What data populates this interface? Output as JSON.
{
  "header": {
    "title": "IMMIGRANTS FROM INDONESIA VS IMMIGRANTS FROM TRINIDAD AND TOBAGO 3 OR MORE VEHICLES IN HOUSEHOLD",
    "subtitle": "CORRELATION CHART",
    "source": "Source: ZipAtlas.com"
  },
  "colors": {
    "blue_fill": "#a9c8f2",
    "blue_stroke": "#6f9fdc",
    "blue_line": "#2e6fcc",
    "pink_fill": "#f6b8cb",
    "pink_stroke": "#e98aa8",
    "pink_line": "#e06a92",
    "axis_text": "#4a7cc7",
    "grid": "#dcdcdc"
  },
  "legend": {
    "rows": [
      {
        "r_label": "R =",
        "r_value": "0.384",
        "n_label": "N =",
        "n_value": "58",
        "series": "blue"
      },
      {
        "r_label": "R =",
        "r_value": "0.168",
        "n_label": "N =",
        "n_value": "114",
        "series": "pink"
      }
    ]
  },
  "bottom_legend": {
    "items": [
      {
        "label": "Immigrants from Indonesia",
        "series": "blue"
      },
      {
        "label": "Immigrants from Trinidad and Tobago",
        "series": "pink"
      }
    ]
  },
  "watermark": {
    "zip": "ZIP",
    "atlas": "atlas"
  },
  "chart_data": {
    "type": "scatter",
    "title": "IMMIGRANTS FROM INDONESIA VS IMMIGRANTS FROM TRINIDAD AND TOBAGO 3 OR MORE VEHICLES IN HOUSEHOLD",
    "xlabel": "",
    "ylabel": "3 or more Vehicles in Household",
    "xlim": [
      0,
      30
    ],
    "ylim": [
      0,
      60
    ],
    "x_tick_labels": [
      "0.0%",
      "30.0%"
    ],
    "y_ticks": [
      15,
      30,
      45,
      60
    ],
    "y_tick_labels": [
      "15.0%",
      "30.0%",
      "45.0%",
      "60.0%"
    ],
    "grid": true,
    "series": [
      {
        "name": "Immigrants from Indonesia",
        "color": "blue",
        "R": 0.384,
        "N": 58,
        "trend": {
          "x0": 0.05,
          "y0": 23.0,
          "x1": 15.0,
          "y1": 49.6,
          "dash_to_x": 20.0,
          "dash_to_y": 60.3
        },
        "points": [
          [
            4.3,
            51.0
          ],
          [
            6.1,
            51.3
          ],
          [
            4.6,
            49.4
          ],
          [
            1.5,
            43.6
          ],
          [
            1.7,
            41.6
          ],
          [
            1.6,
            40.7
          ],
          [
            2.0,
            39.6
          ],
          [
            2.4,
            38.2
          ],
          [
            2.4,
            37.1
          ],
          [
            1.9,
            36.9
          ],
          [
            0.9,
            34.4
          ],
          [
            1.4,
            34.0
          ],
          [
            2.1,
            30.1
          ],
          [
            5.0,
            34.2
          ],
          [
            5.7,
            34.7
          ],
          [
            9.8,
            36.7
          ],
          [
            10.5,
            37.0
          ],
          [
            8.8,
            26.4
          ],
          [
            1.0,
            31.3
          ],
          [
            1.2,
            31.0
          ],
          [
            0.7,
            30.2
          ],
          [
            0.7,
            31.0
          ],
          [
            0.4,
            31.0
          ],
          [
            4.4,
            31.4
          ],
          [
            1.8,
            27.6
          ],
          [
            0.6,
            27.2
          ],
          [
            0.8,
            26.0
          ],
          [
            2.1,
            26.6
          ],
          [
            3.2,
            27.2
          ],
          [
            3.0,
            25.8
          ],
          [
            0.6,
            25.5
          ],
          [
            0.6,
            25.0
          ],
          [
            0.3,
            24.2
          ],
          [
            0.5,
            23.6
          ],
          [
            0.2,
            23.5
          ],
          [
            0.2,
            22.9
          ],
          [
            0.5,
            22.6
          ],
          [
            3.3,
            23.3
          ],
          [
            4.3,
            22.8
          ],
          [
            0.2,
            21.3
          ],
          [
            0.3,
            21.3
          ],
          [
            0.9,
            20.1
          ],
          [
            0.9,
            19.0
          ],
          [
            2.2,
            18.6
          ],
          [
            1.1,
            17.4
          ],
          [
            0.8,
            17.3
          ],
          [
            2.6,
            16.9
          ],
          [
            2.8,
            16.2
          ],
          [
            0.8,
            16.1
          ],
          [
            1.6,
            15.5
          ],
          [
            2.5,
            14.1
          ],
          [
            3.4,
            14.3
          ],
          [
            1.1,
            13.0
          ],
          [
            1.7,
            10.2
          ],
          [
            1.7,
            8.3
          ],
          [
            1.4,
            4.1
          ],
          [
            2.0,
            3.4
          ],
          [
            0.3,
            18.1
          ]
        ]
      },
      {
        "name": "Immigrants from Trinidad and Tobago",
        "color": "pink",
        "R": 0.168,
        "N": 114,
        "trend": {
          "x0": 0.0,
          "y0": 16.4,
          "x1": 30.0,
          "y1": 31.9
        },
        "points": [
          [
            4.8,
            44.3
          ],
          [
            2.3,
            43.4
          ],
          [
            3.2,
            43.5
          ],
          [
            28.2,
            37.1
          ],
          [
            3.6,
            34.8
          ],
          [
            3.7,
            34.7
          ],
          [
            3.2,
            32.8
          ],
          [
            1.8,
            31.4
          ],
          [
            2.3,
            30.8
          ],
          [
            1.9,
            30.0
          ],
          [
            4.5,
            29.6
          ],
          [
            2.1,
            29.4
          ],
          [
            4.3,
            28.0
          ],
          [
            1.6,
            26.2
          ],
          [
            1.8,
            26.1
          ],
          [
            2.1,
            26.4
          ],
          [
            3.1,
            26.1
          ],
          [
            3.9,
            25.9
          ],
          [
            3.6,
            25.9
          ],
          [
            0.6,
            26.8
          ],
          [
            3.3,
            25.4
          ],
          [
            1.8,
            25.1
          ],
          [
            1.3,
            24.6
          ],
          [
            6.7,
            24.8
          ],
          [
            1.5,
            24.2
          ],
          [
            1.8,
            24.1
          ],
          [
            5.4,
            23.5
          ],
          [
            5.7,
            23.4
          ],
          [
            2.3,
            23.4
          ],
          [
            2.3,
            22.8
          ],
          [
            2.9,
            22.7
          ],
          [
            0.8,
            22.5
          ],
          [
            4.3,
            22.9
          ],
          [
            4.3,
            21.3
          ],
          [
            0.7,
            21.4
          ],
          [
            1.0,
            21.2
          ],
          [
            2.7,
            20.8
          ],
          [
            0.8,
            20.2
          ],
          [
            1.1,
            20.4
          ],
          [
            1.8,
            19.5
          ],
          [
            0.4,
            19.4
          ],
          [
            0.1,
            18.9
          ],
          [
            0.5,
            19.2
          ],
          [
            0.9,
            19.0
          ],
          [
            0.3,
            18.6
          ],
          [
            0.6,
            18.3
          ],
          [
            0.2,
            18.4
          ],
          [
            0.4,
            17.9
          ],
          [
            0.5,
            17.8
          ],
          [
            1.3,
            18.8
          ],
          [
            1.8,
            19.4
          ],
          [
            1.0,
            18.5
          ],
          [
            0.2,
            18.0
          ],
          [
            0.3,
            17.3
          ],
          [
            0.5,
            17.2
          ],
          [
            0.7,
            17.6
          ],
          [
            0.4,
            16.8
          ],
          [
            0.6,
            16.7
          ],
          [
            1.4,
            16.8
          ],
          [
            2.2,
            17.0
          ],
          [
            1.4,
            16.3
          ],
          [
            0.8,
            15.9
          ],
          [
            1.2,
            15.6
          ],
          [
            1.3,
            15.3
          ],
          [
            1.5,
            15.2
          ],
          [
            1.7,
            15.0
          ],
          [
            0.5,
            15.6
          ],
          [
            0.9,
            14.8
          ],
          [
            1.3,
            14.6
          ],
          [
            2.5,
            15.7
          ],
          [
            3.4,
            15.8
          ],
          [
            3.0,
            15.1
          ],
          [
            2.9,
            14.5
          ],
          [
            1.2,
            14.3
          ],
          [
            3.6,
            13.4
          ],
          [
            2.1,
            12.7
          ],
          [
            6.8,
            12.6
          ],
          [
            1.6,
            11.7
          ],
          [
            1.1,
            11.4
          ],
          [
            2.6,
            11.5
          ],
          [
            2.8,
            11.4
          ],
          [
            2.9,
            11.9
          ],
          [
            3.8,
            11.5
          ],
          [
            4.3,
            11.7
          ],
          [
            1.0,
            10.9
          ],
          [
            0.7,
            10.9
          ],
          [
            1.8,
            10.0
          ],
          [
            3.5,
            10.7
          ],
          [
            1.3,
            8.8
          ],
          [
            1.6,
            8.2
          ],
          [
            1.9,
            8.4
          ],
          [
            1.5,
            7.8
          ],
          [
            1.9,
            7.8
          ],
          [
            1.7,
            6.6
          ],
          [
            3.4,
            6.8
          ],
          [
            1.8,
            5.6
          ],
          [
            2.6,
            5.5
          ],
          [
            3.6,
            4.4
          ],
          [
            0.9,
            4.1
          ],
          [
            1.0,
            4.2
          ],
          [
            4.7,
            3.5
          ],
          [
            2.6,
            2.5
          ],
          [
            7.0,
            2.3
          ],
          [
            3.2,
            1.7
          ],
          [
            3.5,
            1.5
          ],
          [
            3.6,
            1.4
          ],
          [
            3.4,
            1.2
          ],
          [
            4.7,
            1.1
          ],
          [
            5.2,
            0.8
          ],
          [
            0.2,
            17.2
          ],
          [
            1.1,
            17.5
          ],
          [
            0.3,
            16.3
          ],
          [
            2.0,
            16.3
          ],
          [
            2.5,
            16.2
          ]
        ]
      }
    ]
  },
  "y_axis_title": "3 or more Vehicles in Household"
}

> _What is asked_: Copy out every line with the word "name".

> _The answer_:
        "name": "Immigrants from Indonesia",
        "name": "Immigrants from Trinidad and Tobago",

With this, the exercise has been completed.